[Stored records]
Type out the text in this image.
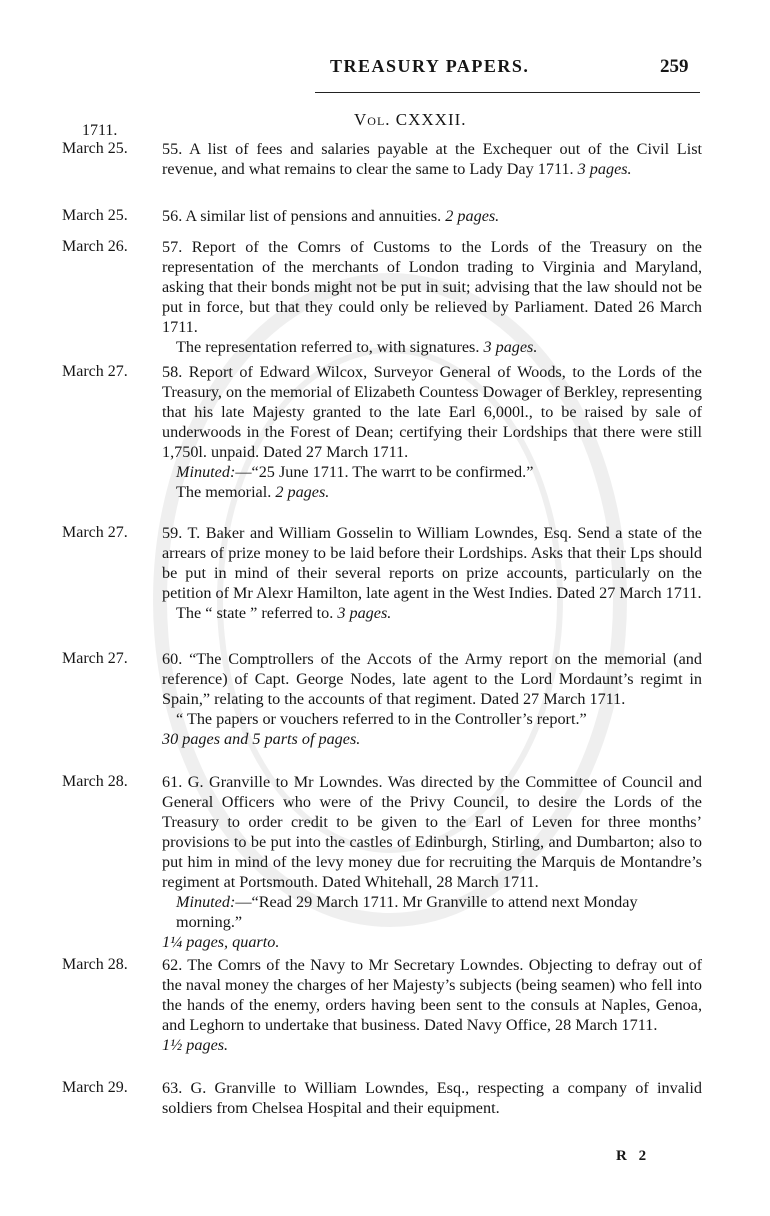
TREASURY PAPERS.	259
Vol. CXXXII.
1711.
March 25.	55. A list of fees and salaries payable at the Exchequer out of the Civil List revenue, and what remains to clear the same to Lady Day 1711. 3 pages.
March 25.	56. A similar list of pensions and annuities. 2 pages.
March 26.	57. Report of the Comrs of Customs to the Lords of the Treasury on the representation of the merchants of London trading to Virginia and Maryland, asking that their bonds might not be put in suit; advising that the law should not be put in force, but that they could only be relieved by Parliament. Dated 26 March 1711.
The representation referred to, with signatures. 3 pages.
March 27.	58. Report of Edward Wilcox, Surveyor General of Woods, to the Lords of the Treasury, on the memorial of Elizabeth Countess Dowager of Berkley, representing that his late Majesty granted to the late Earl 6,000l., to be raised by sale of underwoods in the Forest of Dean; certifying their Lordships that there were still 1,750l. unpaid. Dated 27 March 1711.
Minuted:—“25 June 1711. The warrt to be confirmed.”
The memorial. 2 pages.
March 27.	59. T. Baker and William Gosselin to William Lowndes, Esq. Send a state of the arrears of prize money to be laid before their Lordships. Asks that their Lps should be put in mind of their several reports on prize accounts, particularly on the petition of Mr Alexr Hamilton, late agent in the West Indies. Dated 27 March 1711.
The “ state ” referred to. 3 pages.
March 27.	60. “The Comptrollers of the Accots of the Army report on the memorial (and reference) of Capt. George Nodes, late agent to the Lord Mordaunt’s regimt in Spain,” relating to the accounts of that regiment. Dated 27 March 1711.
“ The papers or vouchers referred to in the Controller’s report.”
30 pages and 5 parts of pages.
March 28.	61. G. Granville to Mr Lowndes. Was directed by the Committee of Council and General Officers who were of the Privy Council, to desire the Lords of the Treasury to order credit to be given to the Earl of Leven for three months’ provisions to be put into the castles of Edinburgh, Stirling, and Dumbarton; also to put him in mind of the levy money due for recruiting the Marquis de Montandre’s regiment at Portsmouth. Dated Whitehall, 28 March 1711.
Minuted:—“Read 29 March 1711. Mr Granville to attend next Monday morning.”
1¼ pages, quarto.
March 28.	62. The Comrs of the Navy to Mr Secretary Lowndes. Objecting to defray out of the naval money the charges of her Majesty’s subjects (being seamen) who fell into the hands of the enemy, orders having been sent to the consuls at Naples, Genoa, and Leghorn to undertake that business. Dated Navy Office, 28 March 1711.
1½ pages.
March 29.	63. G. Granville to William Lowndes, Esq., respecting a company of invalid soldiers from Chelsea Hospital and their equipment.
R 2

TASK REQUIREMENTS:
Pictures stay out of the copy; please restate every record above exactly.

PROBLEM SOLUTION:
Type out the text in this image.
TREASURY PAPERS.	259
Vol. CXXXII.
1711.
March 25.	55. A list of fees and salaries payable at the Exchequer out of the Civil List revenue, and what remains to clear the same to Lady Day 1711. 3 pages.
March 25.	56. A similar list of pensions and annuities. 2 pages.
March 26.	57. Report of the Comrs of Customs to the Lords of the Treasury on the representation of the merchants of London trading to Virginia and Maryland, asking that their bonds might not be put in suit; advising that the law should not be put in force, but that they could only be relieved by Parliament. Dated 26 March 1711.
The representation referred to, with signatures. 3 pages.
March 27.	58. Report of Edward Wilcox, Surveyor General of Woods, to the Lords of the Treasury, on the memorial of Elizabeth Countess Dowager of Berkley, representing that his late Majesty granted to the late Earl 6,000l., to be raised by sale of underwoods in the Forest of Dean; certifying their Lordships that there were still 1,750l. unpaid. Dated 27 March 1711.
Minuted:—“25 June 1711. The warrt to be confirmed.”
The memorial. 2 pages.
March 27.	59. T. Baker and William Gosselin to William Lowndes, Esq. Send a state of the arrears of prize money to be laid before their Lordships. Asks that their Lps should be put in mind of their several reports on prize accounts, particularly on the petition of Mr Alexr Hamilton, late agent in the West Indies. Dated 27 March 1711.
The “ state ” referred to. 3 pages.
March 27.	60. “The Comptrollers of the Accots of the Army report on the memorial (and reference) of Capt. George Nodes, late agent to the Lord Mordaunt’s regimt in Spain,” relating to the accounts of that regiment. Dated 27 March 1711.
“ The papers or vouchers referred to in the Controller’s report.”
30 pages and 5 parts of pages.
March 28.	61. G. Granville to Mr Lowndes. Was directed by the Committee of Council and General Officers who were of the Privy Council, to desire the Lords of the Treasury to order credit to be given to the Earl of Leven for three months’ provisions to be put into the castles of Edinburgh, Stirling, and Dumbarton; also to put him in mind of the levy money due for recruiting the Marquis de Montandre’s regiment at Portsmouth. Dated Whitehall, 28 March 1711.
Minuted:—“Read 29 March 1711. Mr Granville to attend next Monday morning.”
1¼ pages, quarto.
March 28.	62. The Comrs of the Navy to Mr Secretary Lowndes. Objecting to defray out of the naval money the charges of her Majesty’s subjects (being seamen) who fell into the hands of the enemy, orders having been sent to the consuls at Naples, Genoa, and Leghorn to undertake that business. Dated Navy Office, 28 March 1711.
1½ pages.
March 29.	63. G. Granville to William Lowndes, Esq., respecting a company of invalid soldiers from Chelsea Hospital and their equipment.
R 2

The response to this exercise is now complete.